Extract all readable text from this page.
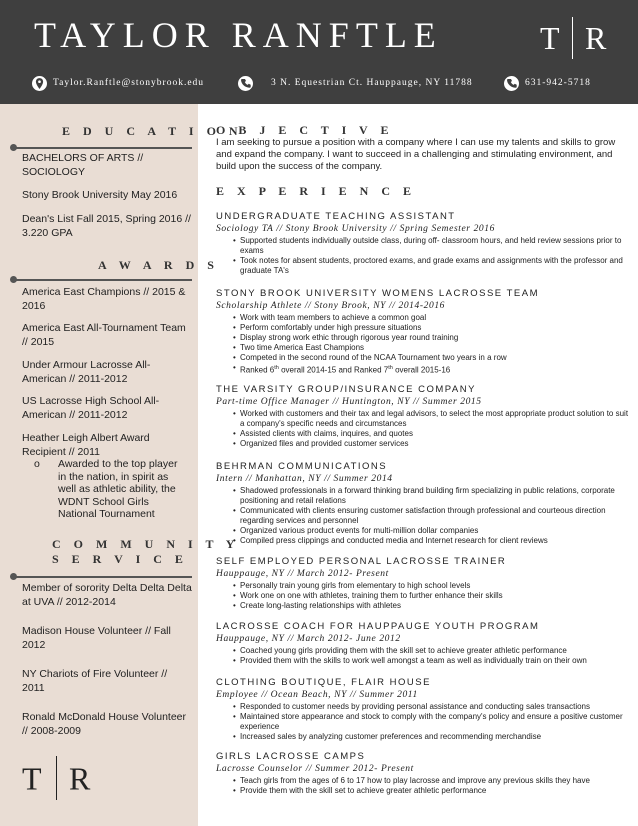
TAYLOR RANFTLE	T R
Taylor.Ranftle@stonybrook.edu	3 N. Equestrian Ct. Hauppauge, NY 11788	631-942-5718
E D U C A T I O N
BACHELORS OF ARTS // SOCIOLOGY
Stony Brook University May 2016
Dean's List Fall 2015, Spring 2016 // 3.220 GPA
A W A R D S
America East Champions // 2015 & 2016
America East All-Tournament Team // 2015
Under Armour Lacrosse All-American // 2011-2012
US Lacrosse High School All-American // 2011-2012
Heather Leigh Albert Award Recipient // 2011
o Awarded to the top player in the nation, in spirit as well as athletic ability, the WDNT School Girls National Tournament
C O M M U N I T Y
S E R V I C E
Member of sorority Delta Delta Delta at UVA // 2012-2014
Madison House Volunteer // Fall 2012
NY Chariots of Fire Volunteer // 2011
Ronald McDonald House Volunteer // 2008-2009
T R
O B J E C T I V E
I am seeking to pursue a position with a company where I can use my talents and skills to grow and expand the company. I want to succeed in a challenging and stimulating environment, and build upon the success of the company.
E X P E R I E N C E
UNDERGRADUATE TEACHING ASSISTANT
Sociology TA // Stony Brook University // Spring Semester 2016
• Supported students individually outside class, during off- classroom hours, and held review sessions prior to exams
• Took notes for absent students, proctored exams, and grade exams and assignments with the professor and graduate TA's
STONY BROOK UNIVERSITY WOMENS LACROSSE TEAM
Scholarship Athlete // Stony Brook, NY // 2014-2016
• Work with team members to achieve a common goal
• Perform comfortably under high pressure situations
• Display strong work ethic through rigorous year round training
• Two time America East Champions
• Competed in the second round of the NCAA Tournament two years in a row
• Ranked 6th overall 2014-15 and Ranked 7th overall 2015-16
THE VARSITY GROUP/INSURANCE COMPANY
Part-time Office Manager // Huntington, NY // Summer 2015
• Worked with customers and their tax and legal advisors, to select the most appropriate product solution to suit a company's specific needs and circumstances
• Assisted clients with claims, inquires, and quotes
• Organized files and provided customer services
BEHRMAN COMMUNICATIONS
Intern // Manhattan, NY // Summer 2014
• Shadowed professionals in a forward thinking brand building firm specializing in public relations, corporate positioning and retail relations
• Communicated with clients ensuring customer satisfaction through professional and courteous direction regarding services and personnel
• Organized various product events for multi-million dollar companies
• Compiled press clippings and conducted media and Internet research for client reviews
SELF EMPLOYED PERSONAL LACROSSE TRAINER
Hauppauge, NY // March 2012- Present
• Personally train young girls from elementary to high school levels
• Work one on one with athletes, training them to further enhance their skills
• Create long-lasting relationships with athletes
LACROSSE COACH FOR HAUPPAUGE YOUTH PROGRAM
Hauppauge, NY // March 2012- June 2012
• Coached young girls providing them with the skill set to achieve greater athletic performance
• Provided them with the skills to work well amongst a team as well as individually train on their own
CLOTHING BOUTIQUE, FLAIR HOUSE
Employee // Ocean Beach, NY // Summer 2011
• Responded to customer needs by providing personal assistance and conducting sales transactions
• Maintained store appearance and stock to comply with the company's policy and ensure a positive customer experience
• Increased sales by analyzing customer preferences and recommending merchandise
GIRLS LACROSSE CAMPS
Lacrosse Counselor // Summer 2012- Present
• Teach girls from the ages of 6 to 17 how to play lacrosse and improve any previous skills they have
• Provide them with the skill set to achieve greater athletic performance
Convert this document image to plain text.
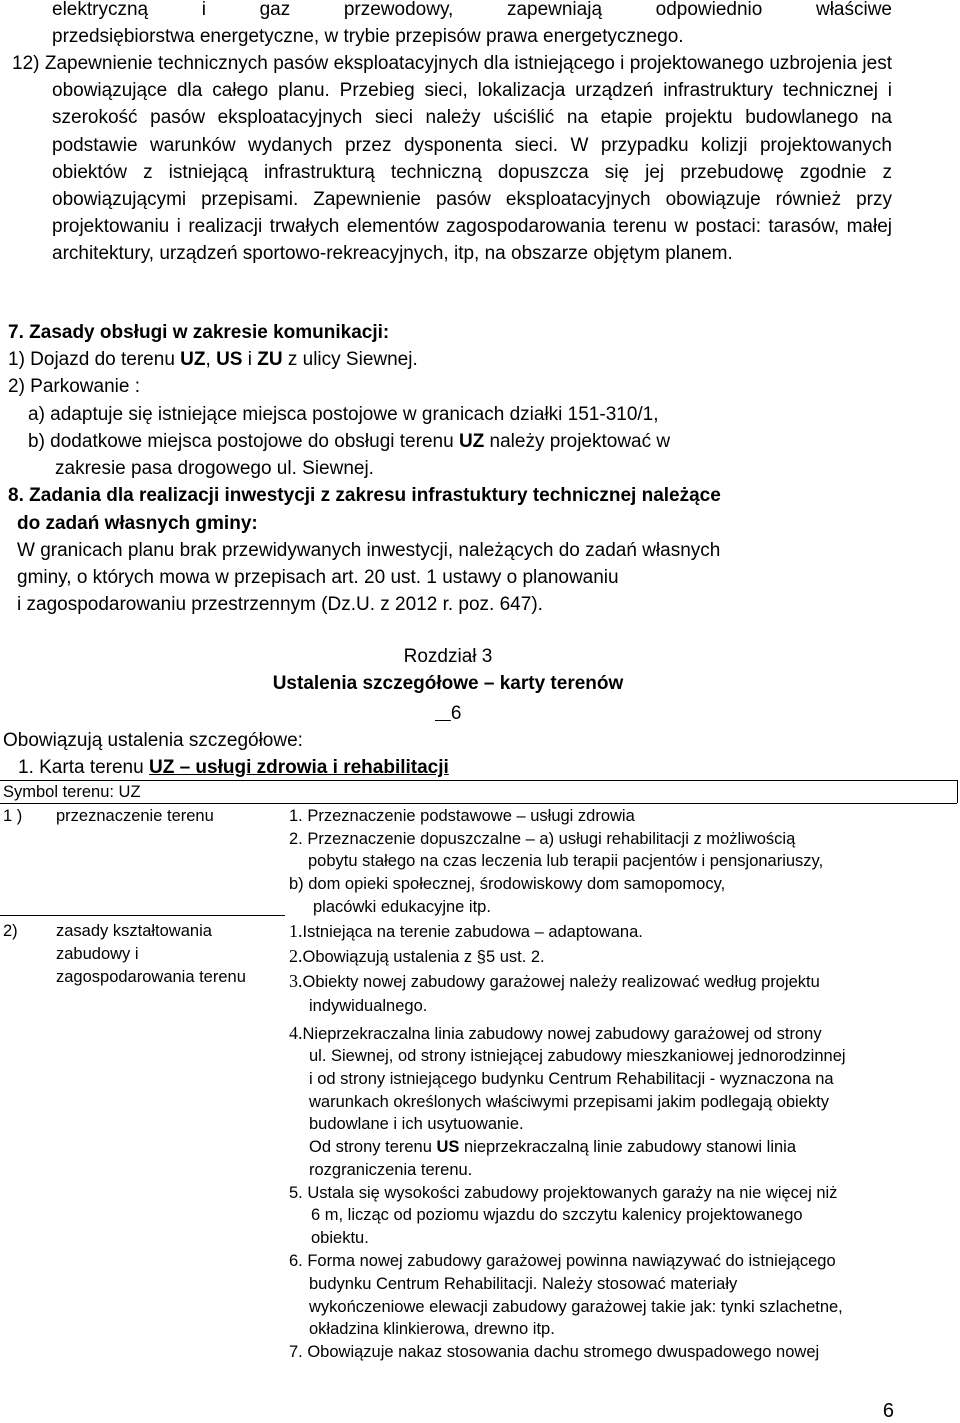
elektryczną i gaz przewodowy, zapewniają odpowiednio właściwe

przedsiębiorstwa energetyczne, w trybie przepisów prawa energetycznego.

12) Zapewnienie technicznych pasów eksploatacyjnych dla istniejącego i projektowanego uzbrojenia jest obowiązujące dla całego planu. Przebieg sieci, lokalizacja urządzeń infrastruktury technicznej i szerokość pasów eksploatacyjnych sieci należy uściślić na etapie projektu budowlanego na podstawie warunków wydanych przez dysponenta sieci. W przypadku kolizji projektowanych obiektów z istniejącą infrastrukturą techniczną dopuszcza się jej przebudowę zgodnie z obowiązującymi przepisami. Zapewnienie pasów eksploatacyjnych obowiązuje również przy projektowaniu i realizacji trwałych elementów zagospodarowania terenu w postaci: tarasów, małej architektury, urządzeń sportowo-rekreacyjnych, itp, na obszarze objętym planem.

7. Zasady obsługi w zakresie komunikacji:
1) Dojazd do terenu UZ, US i ZU z ulicy Siewnej.
2) Parkowanie :
a) adaptuje się istniejące miejsca postojowe w granicach działki 151-310/1,
b) dodatkowe miejsca postojowe do obsługi terenu UZ należy projektować w
zakresie pasa drogowego ul. Siewnej.
8. Zadania dla realizacji inwestycji z zakresu infrastuktury technicznej należące
do zadań własnych gminy:
W granicach planu brak przewidywanych inwestycji, należących do zadań własnych
gminy, o których mowa w przepisach art. 20 ust. 1 ustawy o planowaniu
i zagospodarowaniu przestrzennym (Dz.U. z 2012 r. poz. 647).
Rozdział 3
Ustalenia szczegółowe – karty terenów
6
Obowiązują ustalenia szczegółowe:
1. Karta terenu UZ – usługi zdrowia i rehabilitacji
Symbol terenu: UZ
1 ) przeznaczenie terenu	1. Przeznaczenie podstawowe – usługi zdrowia
2. Przeznaczenie dopuszczalne – a) usługi rehabilitacji z możliwością
pobytu stałego na czas leczenia lub terapii pacjentów i pensjonariuszy,
b) dom opieki społecznej, środowiskowy dom samopomocy,
placówki edukacyjne itp.
2) zasady kształtowania
zabudowy i
zagospodarowania terenu
1.Istniejąca na terenie zabudowa – adaptowana.
2.Obowiązują ustalenia z §5 ust. 2.
3.Obiekty nowej zabudowy garażowej należy realizować według projektu
indywidualnego.
4.Nieprzekraczalna linia zabudowy nowej zabudowy garażowej od strony
ul. Siewnej, od strony istniejącej zabudowy mieszkaniowej jednorodzinnej
i od strony istniejącego budynku Centrum Rehabilitacji - wyznaczona na
warunkach określonych właściwymi przepisami jakim podlegają obiekty
budowlane i ich usytuowanie.
Od strony terenu US nieprzekraczalną linie zabudowy stanowi linia
rozgraniczenia terenu.
5. Ustala się wysokości zabudowy projektowanych garaży na nie więcej niż
6 m, licząc od poziomu wjazdu do szczytu kalenicy projektowanego
obiektu.
6. Forma nowej zabudowy garażowej powinna nawiązywać do istniejącego
budynku Centrum Rehabilitacji. Należy stosować materiały
wykończeniowe elewacji zabudowy garażowej takie jak: tynki szlachetne,
okładzina klinkierowa, drewno itp.
7. Obowiązuje nakaz stosowania dachu stromego dwuspadowego nowej
6
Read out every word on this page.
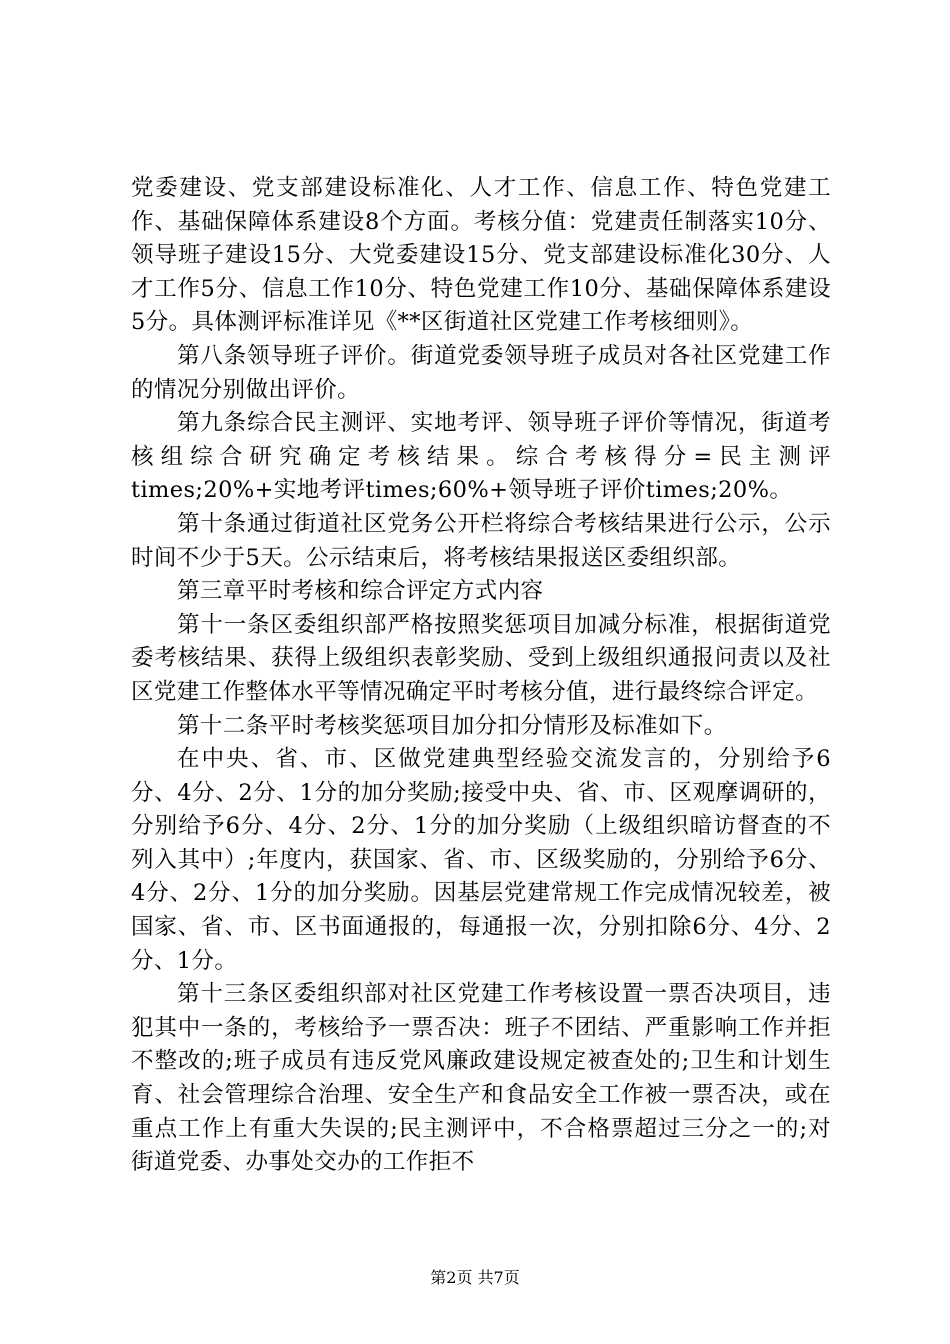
党委建设、党支部建设标准化、人才工作、信息工作、特色党建工作、基础保障体系建设8个方面。考核分值：党建责任制落实10分、领导班子建设15分、大党委建设15分、党支部建设标准化30分、人才工作5分、信息工作10分、特色党建工作10分、基础保障体系建设5分。具体测评标准详见《**区街道社区党建工作考核细则》。

第八条领导班子评价。街道党委领导班子成员对各社区党建工作的情况分别做出评价。

第九条综合民主测评、实地考评、领导班子评价等情况，街道考核组综合研究确定考核结果。综合考核得分=民主测评times;20%+实地考评times;60%+领导班子评价times;20%。

第十条通过街道社区党务公开栏将综合考核结果进行公示，公示时间不少于5天。公示结束后，将考核结果报送区委组织部。

第三章平时考核和综合评定方式内容

第十一条区委组织部严格按照奖惩项目加减分标准，根据街道党委考核结果、获得上级组织表彰奖励、受到上级组织通报问责以及社区党建工作整体水平等情况确定平时考核分值，进行最终综合评定。

第十二条平时考核奖惩项目加分扣分情形及标准如下。

在中央、省、市、区做党建典型经验交流发言的，分别给予6分、4分、2分、1分的加分奖励;接受中央、省、市、区观摩调研的，分别给予6分、4分、2分、1分的加分奖励（上级组织暗访督查的不列入其中）;年度内，获国家、省、市、区级奖励的，分别给予6分、4分、2分、1分的加分奖励。因基层党建常规工作完成情况较差，被国家、省、市、区书面通报的，每通报一次，分别扣除6分、4分、2分、1分。

第十三条区委组织部对社区党建工作考核设置一票否决项目，违犯其中一条的，考核给予一票否决：班子不团结、严重影响工作并拒不整改的;班子成员有违反党风廉政建设规定被查处的;卫生和计划生育、社会管理综合治理、安全生产和食品安全工作被一票否决，或在重点工作上有重大失误的;民主测评中，不合格票超过三分之一的;对街道党委、办事处交办的工作拒不

第2页 共7页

■ ■ ■ ■ ■

- [Problem description]:
Identify the lines in the entries above that contain "training", then copy them out.

- [Solution to the exercise]:
• Display strong work ethic through rigorous year round training
• Work one on one with athletes, training them to further enhance their skills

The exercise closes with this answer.